## Do this
Make an exact copy of the lines, leaving the pictures out.

** start of Task input **

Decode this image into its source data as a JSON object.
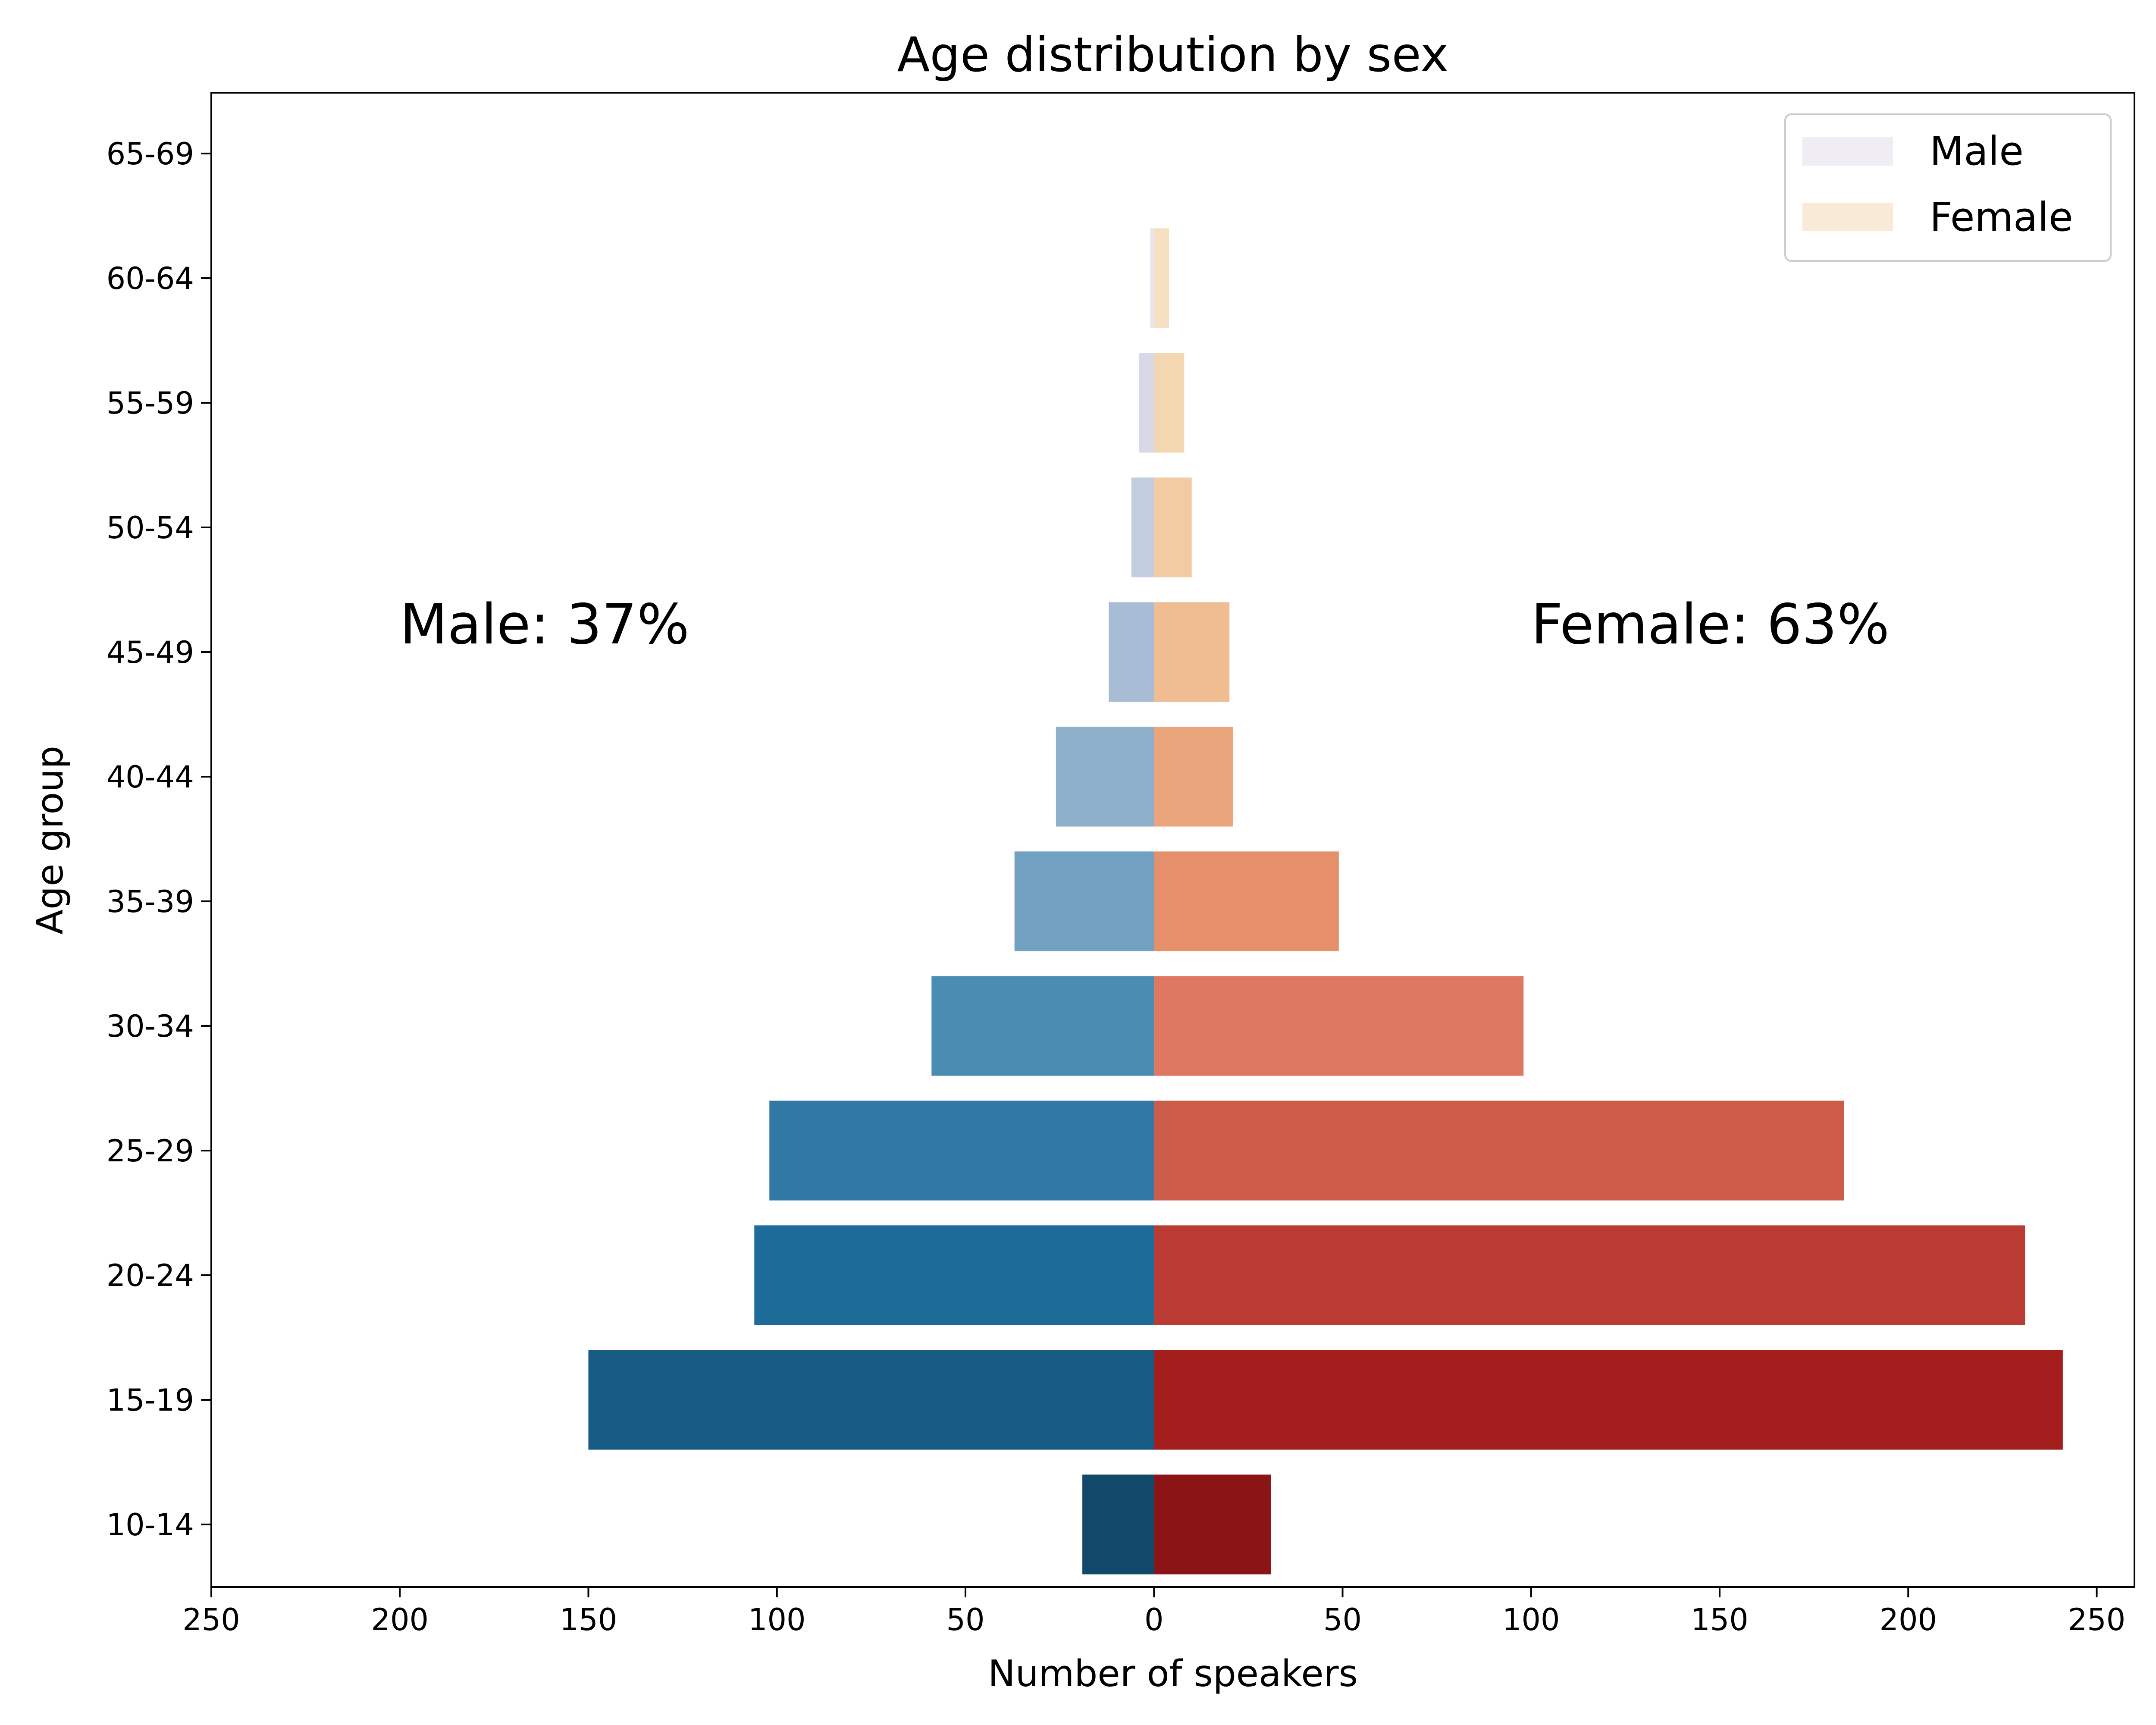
{
  "chart_data": {
    "type": "bar",
    "orientation": "horizontal",
    "layout": "population-pyramid",
    "title": "Age distribution by sex",
    "xlabel": "Number of speakers",
    "ylabel": "Age group",
    "xlim": [
      -250,
      260
    ],
    "xticks": [
      -250,
      -200,
      -150,
      -100,
      -50,
      0,
      50,
      100,
      150,
      200,
      250
    ],
    "xtick_labels": [
      "250",
      "200",
      "150",
      "100",
      "50",
      "0",
      "50",
      "100",
      "150",
      "200",
      "250"
    ],
    "categories": [
      "10-14",
      "15-19",
      "20-24",
      "25-29",
      "30-34",
      "35-39",
      "40-44",
      "45-49",
      "50-54",
      "55-59",
      "60-64",
      "65-69"
    ],
    "series": [
      {
        "name": "Male",
        "values": [
          19,
          150,
          106,
          102,
          59,
          37,
          26,
          12,
          6,
          4,
          1,
          0
        ],
        "colors": [
          "#12496b",
          "#175b85",
          "#1c6b99",
          "#3179a4",
          "#4b8db2",
          "#72a0c0",
          "#8eafca",
          "#a9bcd5",
          "#c2cddf",
          "#d7d8e8",
          "#e8e4f0",
          "#f0ecf4"
        ],
        "legend_color": "#f0ecf4"
      },
      {
        "name": "Female",
        "values": [
          31,
          241,
          231,
          183,
          98,
          49,
          21,
          20,
          10,
          8,
          4,
          0
        ],
        "colors": [
          "#8b1516",
          "#a51e1e",
          "#b93b33",
          "#cc5b4a",
          "#de7861",
          "#e68f6b",
          "#eba57c",
          "#efbd91",
          "#f2cba3",
          "#f3d7b0",
          "#f6e0c1",
          "#f8ead6"
        ],
        "legend_color": "#f8ead6"
      }
    ],
    "annotations": [
      {
        "text": "Male: 37%",
        "x": -200,
        "y": "45-49",
        "color": "#00007f"
      },
      {
        "text": "Female: 63%",
        "x": 100,
        "y": "45-49",
        "color": "#8b0000"
      }
    ],
    "legend": {
      "position": "top-right"
    },
    "grid": false
  }
}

** end of Task input **

## Solution
Decode this image into its source data as a JSON object.
{
  "chart_data": {
    "type": "bar",
    "orientation": "horizontal",
    "layout": "population-pyramid",
    "title": "Age distribution by sex",
    "xlabel": "Number of speakers",
    "ylabel": "Age group",
    "xlim": [
      -250,
      260
    ],
    "xticks": [
      -250,
      -200,
      -150,
      -100,
      -50,
      0,
      50,
      100,
      150,
      200,
      250
    ],
    "xtick_labels": [
      "250",
      "200",
      "150",
      "100",
      "50",
      "0",
      "50",
      "100",
      "150",
      "200",
      "250"
    ],
    "categories": [
      "10-14",
      "15-19",
      "20-24",
      "25-29",
      "30-34",
      "35-39",
      "40-44",
      "45-49",
      "50-54",
      "55-59",
      "60-64",
      "65-69"
    ],
    "series": [
      {
        "name": "Male",
        "values": [
          19,
          150,
          106,
          102,
          59,
          37,
          26,
          12,
          6,
          4,
          1,
          0
        ],
        "colors": [
          "#12496b",
          "#175b85",
          "#1c6b99",
          "#3179a4",
          "#4b8db2",
          "#72a0c0",
          "#8eafca",
          "#a9bcd5",
          "#c2cddf",
          "#d7d8e8",
          "#e8e4f0",
          "#f0ecf4"
        ],
        "legend_color": "#f0ecf4"
      },
      {
        "name": "Female",
        "values": [
          31,
          241,
          231,
          183,
          98,
          49,
          21,
          20,
          10,
          8,
          4,
          0
        ],
        "colors": [
          "#8b1516",
          "#a51e1e",
          "#b93b33",
          "#cc5b4a",
          "#de7861",
          "#e68f6b",
          "#eba57c",
          "#efbd91",
          "#f2cba3",
          "#f3d7b0",
          "#f6e0c1",
          "#f8ead6"
        ],
        "legend_color": "#f8ead6"
      }
    ],
    "annotations": [
      {
        "text": "Male: 37%",
        "x": -200,
        "y": "45-49",
        "color": "#00007f"
      },
      {
        "text": "Female: 63%",
        "x": 100,
        "y": "45-49",
        "color": "#8b0000"
      }
    ],
    "legend": {
      "position": "top-right"
    },
    "grid": false
  }
}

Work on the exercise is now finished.